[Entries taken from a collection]

========================

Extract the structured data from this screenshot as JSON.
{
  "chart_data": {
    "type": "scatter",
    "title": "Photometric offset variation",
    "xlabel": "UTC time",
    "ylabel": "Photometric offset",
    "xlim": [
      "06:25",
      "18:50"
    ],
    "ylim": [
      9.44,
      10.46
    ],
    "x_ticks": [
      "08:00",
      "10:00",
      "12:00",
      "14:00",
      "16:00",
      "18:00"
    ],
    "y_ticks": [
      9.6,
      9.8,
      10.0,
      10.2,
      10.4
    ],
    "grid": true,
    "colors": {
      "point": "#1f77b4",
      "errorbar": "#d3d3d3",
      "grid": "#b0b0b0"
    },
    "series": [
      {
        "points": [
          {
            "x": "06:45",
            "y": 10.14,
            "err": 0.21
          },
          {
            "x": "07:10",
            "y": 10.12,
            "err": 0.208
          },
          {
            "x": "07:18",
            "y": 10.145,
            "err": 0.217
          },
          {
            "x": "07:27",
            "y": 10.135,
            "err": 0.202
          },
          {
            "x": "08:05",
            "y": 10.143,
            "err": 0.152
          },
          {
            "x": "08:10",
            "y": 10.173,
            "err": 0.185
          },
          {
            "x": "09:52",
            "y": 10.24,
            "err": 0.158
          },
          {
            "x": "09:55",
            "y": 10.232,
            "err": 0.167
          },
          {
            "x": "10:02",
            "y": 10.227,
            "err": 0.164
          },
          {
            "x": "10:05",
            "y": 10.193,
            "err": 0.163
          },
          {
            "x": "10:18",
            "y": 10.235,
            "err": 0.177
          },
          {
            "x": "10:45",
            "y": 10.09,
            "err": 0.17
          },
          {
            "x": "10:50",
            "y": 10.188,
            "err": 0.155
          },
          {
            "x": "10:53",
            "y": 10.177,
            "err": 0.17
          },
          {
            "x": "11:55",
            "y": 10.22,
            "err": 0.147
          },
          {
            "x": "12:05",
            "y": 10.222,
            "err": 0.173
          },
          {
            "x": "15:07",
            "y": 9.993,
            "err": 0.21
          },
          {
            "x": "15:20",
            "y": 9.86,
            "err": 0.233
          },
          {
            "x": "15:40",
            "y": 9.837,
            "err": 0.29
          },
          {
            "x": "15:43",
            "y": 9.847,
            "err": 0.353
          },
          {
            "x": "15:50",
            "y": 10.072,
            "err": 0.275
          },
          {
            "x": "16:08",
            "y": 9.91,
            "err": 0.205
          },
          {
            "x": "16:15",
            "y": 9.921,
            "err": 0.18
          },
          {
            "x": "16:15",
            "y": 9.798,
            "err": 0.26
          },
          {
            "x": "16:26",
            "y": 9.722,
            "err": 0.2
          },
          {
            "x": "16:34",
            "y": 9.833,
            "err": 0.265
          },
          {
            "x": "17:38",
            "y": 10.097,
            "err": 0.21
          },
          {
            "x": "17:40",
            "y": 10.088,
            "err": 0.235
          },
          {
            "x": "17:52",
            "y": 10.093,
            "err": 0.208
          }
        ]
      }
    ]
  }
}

========================

Pull out every line of the records above that contains the word "Photometric".

    "title": "Photometric offset variation",
    "ylabel": "Photometric offset",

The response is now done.